## RECORDS FOR THE EXERCISE
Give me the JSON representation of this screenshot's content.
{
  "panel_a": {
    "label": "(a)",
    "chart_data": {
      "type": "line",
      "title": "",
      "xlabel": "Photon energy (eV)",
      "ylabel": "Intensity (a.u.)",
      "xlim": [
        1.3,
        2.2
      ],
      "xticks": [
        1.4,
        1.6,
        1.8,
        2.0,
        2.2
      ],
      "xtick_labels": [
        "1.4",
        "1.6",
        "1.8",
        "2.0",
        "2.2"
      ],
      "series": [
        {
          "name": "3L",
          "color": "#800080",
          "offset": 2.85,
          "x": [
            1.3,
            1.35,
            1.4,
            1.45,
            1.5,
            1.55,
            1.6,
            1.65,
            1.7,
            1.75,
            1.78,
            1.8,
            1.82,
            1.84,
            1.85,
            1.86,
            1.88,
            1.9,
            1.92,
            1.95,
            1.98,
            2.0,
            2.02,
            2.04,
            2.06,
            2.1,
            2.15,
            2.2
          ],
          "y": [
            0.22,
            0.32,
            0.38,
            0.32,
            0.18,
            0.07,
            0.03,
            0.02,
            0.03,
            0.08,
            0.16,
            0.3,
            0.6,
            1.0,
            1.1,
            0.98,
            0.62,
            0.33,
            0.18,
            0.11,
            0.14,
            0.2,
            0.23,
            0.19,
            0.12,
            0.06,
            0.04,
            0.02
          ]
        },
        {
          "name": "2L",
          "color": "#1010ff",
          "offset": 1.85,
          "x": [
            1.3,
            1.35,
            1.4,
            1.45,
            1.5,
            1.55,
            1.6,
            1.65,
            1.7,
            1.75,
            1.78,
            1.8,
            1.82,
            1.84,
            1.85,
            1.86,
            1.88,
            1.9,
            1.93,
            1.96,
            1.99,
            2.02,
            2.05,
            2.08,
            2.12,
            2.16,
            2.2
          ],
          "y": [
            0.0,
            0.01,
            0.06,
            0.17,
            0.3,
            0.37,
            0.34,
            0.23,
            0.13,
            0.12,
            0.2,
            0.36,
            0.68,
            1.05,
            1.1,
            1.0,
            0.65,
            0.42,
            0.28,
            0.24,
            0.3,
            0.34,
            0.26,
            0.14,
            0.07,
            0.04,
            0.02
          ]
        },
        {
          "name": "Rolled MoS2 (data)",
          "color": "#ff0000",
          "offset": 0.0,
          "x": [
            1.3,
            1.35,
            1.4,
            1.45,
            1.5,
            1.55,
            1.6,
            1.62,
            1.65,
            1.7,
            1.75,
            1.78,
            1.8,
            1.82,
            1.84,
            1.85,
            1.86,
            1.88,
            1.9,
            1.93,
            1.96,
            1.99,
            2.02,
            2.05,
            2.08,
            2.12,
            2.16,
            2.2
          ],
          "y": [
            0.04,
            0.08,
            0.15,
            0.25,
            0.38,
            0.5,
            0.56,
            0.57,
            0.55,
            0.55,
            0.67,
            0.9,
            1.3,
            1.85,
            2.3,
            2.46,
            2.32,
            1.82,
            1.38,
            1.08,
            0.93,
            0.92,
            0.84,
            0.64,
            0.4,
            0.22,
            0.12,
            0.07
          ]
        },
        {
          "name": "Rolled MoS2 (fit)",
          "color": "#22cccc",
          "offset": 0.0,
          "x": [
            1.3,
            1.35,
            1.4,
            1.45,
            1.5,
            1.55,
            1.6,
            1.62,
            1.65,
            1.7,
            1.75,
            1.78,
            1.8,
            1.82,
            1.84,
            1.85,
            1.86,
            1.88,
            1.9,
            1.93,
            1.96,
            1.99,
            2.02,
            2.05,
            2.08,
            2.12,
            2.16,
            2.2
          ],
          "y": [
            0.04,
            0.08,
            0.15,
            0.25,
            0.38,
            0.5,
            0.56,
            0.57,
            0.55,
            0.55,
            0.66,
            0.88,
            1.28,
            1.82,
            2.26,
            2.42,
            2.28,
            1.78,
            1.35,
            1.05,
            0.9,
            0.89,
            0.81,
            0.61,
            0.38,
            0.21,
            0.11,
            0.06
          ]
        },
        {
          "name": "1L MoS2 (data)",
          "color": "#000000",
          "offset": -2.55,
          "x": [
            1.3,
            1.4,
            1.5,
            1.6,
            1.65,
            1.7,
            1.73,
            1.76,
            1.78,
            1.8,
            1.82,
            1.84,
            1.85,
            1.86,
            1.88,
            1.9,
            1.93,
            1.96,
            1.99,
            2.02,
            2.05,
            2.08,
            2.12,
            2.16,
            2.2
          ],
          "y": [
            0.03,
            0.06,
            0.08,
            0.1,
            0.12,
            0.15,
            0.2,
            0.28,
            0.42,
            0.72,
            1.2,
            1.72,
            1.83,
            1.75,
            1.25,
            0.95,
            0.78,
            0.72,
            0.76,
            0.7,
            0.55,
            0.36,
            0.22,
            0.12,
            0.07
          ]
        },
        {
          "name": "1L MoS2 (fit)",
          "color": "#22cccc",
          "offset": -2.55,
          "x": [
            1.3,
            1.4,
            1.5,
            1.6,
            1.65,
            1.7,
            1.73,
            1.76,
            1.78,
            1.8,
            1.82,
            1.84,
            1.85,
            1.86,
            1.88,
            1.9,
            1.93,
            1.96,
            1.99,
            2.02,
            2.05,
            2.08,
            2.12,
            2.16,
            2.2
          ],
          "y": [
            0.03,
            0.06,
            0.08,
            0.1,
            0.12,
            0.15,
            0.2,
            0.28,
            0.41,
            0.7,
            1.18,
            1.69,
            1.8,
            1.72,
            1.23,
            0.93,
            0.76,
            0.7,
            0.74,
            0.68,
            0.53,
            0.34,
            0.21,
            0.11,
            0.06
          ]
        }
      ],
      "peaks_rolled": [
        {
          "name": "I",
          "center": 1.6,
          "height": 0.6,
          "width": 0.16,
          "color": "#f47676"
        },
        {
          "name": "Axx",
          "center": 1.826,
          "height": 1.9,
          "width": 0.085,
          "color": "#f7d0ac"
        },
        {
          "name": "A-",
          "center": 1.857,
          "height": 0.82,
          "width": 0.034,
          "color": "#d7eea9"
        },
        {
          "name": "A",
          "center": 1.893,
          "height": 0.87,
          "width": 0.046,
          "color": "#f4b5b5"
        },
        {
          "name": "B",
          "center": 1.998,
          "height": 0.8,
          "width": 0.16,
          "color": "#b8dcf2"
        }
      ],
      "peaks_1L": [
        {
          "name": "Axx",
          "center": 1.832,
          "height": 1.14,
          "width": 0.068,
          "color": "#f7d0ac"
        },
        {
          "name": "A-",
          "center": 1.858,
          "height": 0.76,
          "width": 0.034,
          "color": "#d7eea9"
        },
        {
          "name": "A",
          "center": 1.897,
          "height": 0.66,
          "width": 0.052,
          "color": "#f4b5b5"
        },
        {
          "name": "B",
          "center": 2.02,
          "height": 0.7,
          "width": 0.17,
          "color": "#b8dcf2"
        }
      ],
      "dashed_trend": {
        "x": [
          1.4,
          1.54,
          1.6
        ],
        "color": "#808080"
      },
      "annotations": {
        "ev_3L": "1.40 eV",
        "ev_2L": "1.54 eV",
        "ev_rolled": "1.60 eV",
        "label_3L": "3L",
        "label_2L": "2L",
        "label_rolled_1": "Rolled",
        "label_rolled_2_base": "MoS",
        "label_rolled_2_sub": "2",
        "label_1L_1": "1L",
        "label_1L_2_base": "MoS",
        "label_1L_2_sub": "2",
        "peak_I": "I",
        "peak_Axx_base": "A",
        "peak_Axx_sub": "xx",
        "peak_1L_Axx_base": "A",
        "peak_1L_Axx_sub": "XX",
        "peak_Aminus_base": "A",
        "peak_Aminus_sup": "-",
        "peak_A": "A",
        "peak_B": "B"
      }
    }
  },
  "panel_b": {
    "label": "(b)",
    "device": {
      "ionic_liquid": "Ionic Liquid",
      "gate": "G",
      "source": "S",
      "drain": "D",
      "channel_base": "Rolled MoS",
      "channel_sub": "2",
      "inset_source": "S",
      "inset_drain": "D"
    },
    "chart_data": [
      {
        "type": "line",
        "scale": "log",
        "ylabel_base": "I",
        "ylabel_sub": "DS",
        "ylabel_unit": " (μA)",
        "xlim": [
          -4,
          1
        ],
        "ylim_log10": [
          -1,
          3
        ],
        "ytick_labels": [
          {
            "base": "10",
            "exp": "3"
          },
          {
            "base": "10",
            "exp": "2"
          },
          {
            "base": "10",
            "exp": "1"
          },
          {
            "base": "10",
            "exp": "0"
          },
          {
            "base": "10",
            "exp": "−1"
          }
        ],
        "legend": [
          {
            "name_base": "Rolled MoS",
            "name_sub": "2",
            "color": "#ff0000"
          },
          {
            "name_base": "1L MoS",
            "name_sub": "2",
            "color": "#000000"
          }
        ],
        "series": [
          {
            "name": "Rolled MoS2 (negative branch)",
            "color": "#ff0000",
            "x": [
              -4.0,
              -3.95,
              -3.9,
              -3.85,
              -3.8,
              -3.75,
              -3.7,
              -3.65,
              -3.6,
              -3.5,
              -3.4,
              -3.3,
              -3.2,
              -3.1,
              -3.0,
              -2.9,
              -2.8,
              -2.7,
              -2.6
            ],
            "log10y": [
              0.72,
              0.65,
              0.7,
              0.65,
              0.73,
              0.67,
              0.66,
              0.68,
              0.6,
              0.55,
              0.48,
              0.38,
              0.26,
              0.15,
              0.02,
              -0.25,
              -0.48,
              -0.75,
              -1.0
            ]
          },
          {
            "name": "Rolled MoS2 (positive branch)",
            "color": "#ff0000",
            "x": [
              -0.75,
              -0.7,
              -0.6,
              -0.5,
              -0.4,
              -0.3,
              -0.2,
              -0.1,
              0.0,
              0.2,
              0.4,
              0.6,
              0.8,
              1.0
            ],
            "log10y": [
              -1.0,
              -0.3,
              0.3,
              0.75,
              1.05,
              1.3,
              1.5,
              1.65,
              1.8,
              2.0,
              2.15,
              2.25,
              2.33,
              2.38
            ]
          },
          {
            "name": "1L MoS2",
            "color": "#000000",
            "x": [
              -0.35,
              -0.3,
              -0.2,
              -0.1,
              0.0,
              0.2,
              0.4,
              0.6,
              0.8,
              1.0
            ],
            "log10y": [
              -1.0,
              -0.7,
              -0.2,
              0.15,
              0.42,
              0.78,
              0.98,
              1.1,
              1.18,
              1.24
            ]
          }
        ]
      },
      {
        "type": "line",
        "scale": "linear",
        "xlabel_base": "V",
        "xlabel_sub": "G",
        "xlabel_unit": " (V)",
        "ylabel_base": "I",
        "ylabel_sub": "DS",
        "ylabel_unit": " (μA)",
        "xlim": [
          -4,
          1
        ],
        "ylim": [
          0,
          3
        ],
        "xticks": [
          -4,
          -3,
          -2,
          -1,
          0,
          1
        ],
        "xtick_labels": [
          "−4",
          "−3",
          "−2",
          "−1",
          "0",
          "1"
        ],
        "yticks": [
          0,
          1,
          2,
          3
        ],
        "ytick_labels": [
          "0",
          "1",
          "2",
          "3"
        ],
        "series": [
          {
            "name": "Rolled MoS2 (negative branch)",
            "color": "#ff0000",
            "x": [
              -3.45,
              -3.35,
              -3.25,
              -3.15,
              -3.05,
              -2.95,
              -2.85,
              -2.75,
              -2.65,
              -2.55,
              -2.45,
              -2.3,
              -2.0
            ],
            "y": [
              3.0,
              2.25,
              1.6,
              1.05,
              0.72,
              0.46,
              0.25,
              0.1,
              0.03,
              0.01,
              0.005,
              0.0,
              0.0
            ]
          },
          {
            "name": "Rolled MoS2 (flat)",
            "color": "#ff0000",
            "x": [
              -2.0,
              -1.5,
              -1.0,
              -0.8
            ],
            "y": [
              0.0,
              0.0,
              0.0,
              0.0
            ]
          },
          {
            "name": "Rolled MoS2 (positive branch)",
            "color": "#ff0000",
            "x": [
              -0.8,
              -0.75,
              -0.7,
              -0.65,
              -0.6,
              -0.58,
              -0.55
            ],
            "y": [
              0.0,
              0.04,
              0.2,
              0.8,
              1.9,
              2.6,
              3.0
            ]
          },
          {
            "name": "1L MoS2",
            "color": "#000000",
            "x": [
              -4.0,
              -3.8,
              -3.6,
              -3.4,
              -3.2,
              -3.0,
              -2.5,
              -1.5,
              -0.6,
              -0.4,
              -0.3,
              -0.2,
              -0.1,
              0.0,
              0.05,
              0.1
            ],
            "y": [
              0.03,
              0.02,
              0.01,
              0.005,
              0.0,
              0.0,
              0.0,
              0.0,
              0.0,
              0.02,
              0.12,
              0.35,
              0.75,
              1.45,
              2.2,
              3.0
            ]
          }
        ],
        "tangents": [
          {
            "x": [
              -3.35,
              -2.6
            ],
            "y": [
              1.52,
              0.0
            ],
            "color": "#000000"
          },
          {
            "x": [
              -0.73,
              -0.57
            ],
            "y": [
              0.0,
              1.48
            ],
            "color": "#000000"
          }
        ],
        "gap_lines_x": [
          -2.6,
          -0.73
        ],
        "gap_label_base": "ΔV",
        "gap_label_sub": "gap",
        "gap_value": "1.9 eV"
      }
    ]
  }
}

## THE TASK
Where a line above includes "height", copy that line.

## REPLY TO THE EXERCISE
          "height": 0.6,
          "height": 1.9,
          "height": 0.82,
          "height": 0.87,
          "height": 0.8,
          "height": 1.14,
          "height": 0.76,
          "height": 0.66,
          "height": 0.7,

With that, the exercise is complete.